> [Selected passage]
--- START ---
Step 5: The Docker Compose Stack

Here's the full docker-compose.yml running the AI stack:

services:
  ollama:
    image: ollama/ollama:latest
    container_name: ollama
    volumes:
      - ./data:/root/.ollama
    ports:
      - "11434:11434"
    restart: unless-stopped
    deploy:
      resources:
        reservations:
          devices:
            - driver: nvidia
              count: all
              capabilities: [gpu]

  open-webui:
    image: ghcr.io/open-webui/open-webui:latest
    container_name: open-webui
    depends_on:
      - ollama
    ports:
      - "3000:8080"
    volumes:
      - ./open-webui-data:/app/backend/data
    environment:
      - OLLAMA_BASE_URL=http://ollama:11434
    restart: unless-stopped

The deploy.resources.reservations.devices section is what tells Docker to pass the NVIDIA GPU into the Ollama container. Without the NVIDIA Container Toolkit installed, this will fail with "could not select device driver nvidia."

Once everything is running, Open WebUI gives you a ChatGPT-like interface to interact with your local models directly from the browser:

Open WebUI chat interface demo with local Ollama models

Step 6: Pulling Models

With 12GB VRAM on the RTX 3060, these models run entirely on GPU. I found that Microsoft's Phi-4 works surprisingly well for its size, and the Qwen models are very solid.

Model	VRAM (min)	Notes
phi4:14b	~10-12 GB	Microsoft model. Fits perfectly on a 12GB card at 4-bit quantization.
qwen3.5:9b	~8 GB	Fast, good reasoning. Great for tool calling and general tasks.
--- END ---
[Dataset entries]
--- START ---
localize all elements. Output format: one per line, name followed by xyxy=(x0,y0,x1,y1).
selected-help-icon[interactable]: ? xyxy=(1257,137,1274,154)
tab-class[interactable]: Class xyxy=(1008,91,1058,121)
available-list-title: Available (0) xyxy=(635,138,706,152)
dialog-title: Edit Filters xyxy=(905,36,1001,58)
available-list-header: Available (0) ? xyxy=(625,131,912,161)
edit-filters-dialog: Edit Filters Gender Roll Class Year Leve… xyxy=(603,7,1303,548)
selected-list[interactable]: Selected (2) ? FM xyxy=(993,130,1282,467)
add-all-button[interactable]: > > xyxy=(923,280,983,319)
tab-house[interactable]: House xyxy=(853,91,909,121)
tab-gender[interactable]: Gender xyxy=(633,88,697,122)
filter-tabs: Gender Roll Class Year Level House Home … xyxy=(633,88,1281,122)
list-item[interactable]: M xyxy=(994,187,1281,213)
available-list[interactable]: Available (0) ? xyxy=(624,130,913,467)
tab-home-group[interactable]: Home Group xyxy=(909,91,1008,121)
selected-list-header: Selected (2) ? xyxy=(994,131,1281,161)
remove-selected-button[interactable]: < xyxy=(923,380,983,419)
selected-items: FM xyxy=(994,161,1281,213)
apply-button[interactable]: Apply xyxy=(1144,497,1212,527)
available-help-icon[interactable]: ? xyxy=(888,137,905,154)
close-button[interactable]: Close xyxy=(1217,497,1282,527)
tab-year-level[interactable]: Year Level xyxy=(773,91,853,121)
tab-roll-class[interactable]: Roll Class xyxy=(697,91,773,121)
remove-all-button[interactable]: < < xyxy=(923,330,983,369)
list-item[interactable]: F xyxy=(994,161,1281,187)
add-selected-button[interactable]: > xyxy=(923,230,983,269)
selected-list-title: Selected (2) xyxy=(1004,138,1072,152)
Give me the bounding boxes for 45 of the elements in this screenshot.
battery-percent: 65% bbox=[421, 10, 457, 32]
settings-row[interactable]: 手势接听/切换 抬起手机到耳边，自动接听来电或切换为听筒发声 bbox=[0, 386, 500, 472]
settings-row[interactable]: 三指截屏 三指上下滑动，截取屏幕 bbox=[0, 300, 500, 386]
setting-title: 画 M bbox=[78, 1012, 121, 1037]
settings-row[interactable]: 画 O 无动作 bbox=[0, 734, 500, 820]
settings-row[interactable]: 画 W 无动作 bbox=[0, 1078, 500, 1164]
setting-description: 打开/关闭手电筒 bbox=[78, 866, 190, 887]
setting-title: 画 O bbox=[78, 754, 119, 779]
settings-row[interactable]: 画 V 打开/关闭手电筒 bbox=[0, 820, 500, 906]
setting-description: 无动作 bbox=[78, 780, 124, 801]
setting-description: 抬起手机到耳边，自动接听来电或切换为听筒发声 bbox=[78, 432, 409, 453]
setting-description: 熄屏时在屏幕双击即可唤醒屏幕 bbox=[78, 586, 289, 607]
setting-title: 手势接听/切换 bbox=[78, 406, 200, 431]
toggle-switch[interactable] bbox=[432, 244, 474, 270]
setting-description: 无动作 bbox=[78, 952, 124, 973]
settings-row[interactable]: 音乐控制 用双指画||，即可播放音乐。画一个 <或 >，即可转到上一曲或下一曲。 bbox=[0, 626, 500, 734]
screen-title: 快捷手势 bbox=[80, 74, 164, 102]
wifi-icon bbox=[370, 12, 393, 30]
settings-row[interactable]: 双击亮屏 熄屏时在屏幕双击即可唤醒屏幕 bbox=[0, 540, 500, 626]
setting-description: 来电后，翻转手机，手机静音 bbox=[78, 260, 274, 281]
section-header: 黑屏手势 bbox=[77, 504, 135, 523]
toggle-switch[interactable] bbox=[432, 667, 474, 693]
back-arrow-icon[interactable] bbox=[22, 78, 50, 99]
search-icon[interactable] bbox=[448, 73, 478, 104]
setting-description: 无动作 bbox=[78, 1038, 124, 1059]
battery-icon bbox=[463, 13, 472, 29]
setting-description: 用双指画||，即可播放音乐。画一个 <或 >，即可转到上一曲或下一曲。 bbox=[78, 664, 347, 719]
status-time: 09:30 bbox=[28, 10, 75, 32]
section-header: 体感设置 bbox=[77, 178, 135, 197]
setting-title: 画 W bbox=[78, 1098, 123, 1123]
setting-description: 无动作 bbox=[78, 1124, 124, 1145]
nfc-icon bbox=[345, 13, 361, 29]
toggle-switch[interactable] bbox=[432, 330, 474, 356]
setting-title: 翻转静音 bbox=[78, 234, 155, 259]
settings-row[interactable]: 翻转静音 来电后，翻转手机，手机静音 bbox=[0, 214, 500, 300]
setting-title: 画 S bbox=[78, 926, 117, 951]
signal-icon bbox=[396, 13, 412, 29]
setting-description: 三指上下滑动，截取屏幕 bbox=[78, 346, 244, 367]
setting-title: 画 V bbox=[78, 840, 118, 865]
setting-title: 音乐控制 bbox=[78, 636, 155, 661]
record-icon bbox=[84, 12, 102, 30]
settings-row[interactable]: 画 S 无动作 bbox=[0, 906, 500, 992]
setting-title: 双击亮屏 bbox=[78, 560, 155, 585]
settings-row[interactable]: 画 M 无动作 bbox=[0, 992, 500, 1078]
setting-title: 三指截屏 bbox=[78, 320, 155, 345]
--- END ---
> [Brief 1]
In the Docker Compose stack guide, what error appears if the NVIDIA Container Toolkit is not installed?
> [Brief 2]
Print the Docker Compose stack guide from "With 12GB VRAM" up to and including "and general tasks.".
> [Brief 3]
Carry on the Docker Compose stack guide from its last line.

> [Response 1]
It fails with "could not select device driver nvidia."

> [Response 2]
With 12GB VRAM on the RTX 3060, these models run entirely on GPU. I found that Microsoft's Phi-4 works surprisingly well for its size, and the Qwen models are very solid.

Model	VRAM (min)	Notes
phi4:14b	~10-12 GB	Microsoft model. Fits perfectly on a 12GB card at 4-bit quantization.
qwen3.5:9b	~8 GB	Fast, good reasoning. Great for tool calling and general tasks.

> [Response 3]
qwen2.5:9b	~8 GB	General-purpose model.
qwen2.5-coder:7b	~6 GB	I use it for VS Code tasks and simple coding.
mistral:7b	~6 GB	Classic 7B model, runs very fast.
llama-guard3:latest	~6 GB	Safety model for filtering outputs.

To pull the models, run below commands:

docker exec ollama ollama pull phi4:14b
docker exec ollama ollama pull qwen3.5:9b

I usually pull models based on research from Reddit or canirun.ai. It helps knowing exactly how much VRAM a model needs before you let Ollama try to load it.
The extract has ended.